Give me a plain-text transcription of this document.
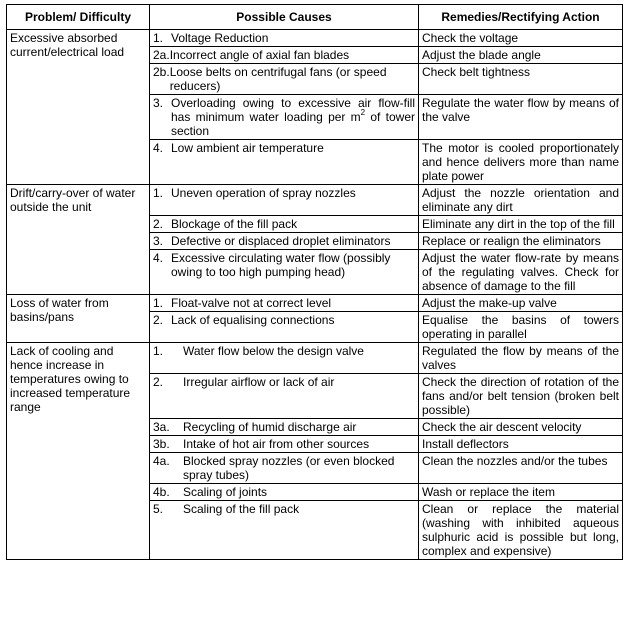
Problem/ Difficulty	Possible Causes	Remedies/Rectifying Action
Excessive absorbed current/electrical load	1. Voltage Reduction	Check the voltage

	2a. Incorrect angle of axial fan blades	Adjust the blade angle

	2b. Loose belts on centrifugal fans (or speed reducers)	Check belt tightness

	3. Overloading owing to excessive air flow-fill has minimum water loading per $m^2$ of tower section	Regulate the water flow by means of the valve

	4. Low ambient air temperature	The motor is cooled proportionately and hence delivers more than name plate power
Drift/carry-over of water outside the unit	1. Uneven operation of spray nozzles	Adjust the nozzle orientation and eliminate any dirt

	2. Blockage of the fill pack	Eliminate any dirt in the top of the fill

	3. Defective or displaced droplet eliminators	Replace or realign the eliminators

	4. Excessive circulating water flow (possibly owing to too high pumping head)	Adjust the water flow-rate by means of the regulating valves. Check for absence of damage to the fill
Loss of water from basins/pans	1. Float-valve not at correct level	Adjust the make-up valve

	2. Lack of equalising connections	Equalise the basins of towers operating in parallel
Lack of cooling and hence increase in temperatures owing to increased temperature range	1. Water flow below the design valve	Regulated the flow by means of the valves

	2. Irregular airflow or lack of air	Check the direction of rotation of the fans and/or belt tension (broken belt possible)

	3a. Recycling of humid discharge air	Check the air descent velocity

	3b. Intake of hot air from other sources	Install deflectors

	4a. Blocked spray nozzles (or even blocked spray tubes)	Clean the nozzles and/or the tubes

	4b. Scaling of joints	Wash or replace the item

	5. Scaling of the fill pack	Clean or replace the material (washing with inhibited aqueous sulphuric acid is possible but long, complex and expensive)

Problem: Using the data above, write out every line exactly, leaving the images behind.

In response:
Give me a plain-text transcription of this document.
Problem/ Difficulty	Possible Causes	Remedies/Rectifying Action
Excessive absorbed current/electrical load	1. Voltage Reduction	Check the voltage

	2a. Incorrect angle of axial fan blades	Adjust the blade angle

	2b. Loose belts on centrifugal fans (or speed reducers)	Check belt tightness

	3. Overloading owing to excessive air flow-fill has minimum water loading per $m^2$ of tower section	Regulate the water flow by means of the valve

	4. Low ambient air temperature	The motor is cooled proportionately and hence delivers more than name plate power
Drift/carry-over of water outside the unit	1. Uneven operation of spray nozzles	Adjust the nozzle orientation and eliminate any dirt

	2. Blockage of the fill pack	Eliminate any dirt in the top of the fill

	3. Defective or displaced droplet eliminators	Replace or realign the eliminators

	4. Excessive circulating water flow (possibly owing to too high pumping head)	Adjust the water flow-rate by means of the regulating valves. Check for absence of damage to the fill
Loss of water from basins/pans	1. Float-valve not at correct level	Adjust the make-up valve

	2. Lack of equalising connections	Equalise the basins of towers operating in parallel
Lack of cooling and hence increase in temperatures owing to increased temperature range	1. Water flow below the design valve	Regulated the flow by means of the valves

	2. Irregular airflow or lack of air	Check the direction of rotation of the fans and/or belt tension (broken belt possible)

	3a. Recycling of humid discharge air	Check the air descent velocity

	3b. Intake of hot air from other sources	Install deflectors

	4a. Blocked spray nozzles (or even blocked spray tubes)	Clean the nozzles and/or the tubes

	4b. Scaling of joints	Wash or replace the item

	5. Scaling of the fill pack	Clean or replace the material (washing with inhibited aqueous sulphuric acid is possible but long, complex and expensive)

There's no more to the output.